WHAT IS REQUIRED:
Check every line of the data below for the string "ffffff", and copy the ones that hold it.

ENTRIES SUPPLIED:

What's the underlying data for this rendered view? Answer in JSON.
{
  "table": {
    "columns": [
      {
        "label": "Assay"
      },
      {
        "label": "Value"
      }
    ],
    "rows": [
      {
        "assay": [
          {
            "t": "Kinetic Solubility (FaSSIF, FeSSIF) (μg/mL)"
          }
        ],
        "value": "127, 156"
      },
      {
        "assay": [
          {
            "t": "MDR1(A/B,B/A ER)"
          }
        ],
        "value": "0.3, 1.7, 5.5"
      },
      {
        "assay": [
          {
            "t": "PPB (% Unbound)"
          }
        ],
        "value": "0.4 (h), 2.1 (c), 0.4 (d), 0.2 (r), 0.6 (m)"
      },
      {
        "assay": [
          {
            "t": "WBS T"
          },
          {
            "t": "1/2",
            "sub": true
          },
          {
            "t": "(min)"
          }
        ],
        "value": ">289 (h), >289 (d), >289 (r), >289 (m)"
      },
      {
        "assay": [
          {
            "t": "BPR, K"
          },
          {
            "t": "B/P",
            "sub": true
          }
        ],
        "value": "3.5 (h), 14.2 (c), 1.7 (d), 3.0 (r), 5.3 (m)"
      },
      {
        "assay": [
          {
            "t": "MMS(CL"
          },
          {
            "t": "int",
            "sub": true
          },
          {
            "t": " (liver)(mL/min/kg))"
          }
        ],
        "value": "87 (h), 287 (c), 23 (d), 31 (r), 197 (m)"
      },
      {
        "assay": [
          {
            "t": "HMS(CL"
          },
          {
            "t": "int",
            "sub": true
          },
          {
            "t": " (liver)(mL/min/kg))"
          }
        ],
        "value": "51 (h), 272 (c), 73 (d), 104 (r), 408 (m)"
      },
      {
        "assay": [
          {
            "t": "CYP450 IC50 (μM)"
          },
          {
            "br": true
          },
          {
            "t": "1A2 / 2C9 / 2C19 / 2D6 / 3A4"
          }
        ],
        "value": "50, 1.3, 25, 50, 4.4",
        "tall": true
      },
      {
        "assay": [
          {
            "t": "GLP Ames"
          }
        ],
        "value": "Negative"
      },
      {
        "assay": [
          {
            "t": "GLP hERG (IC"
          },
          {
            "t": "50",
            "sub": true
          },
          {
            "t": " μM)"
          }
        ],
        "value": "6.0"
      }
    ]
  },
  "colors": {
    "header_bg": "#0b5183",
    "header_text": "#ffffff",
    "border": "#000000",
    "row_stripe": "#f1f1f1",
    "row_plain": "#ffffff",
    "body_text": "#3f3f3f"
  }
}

ANSWER TO THIS TASK:
    "header_text": "#ffffff",
    "row_plain": "#ffffff",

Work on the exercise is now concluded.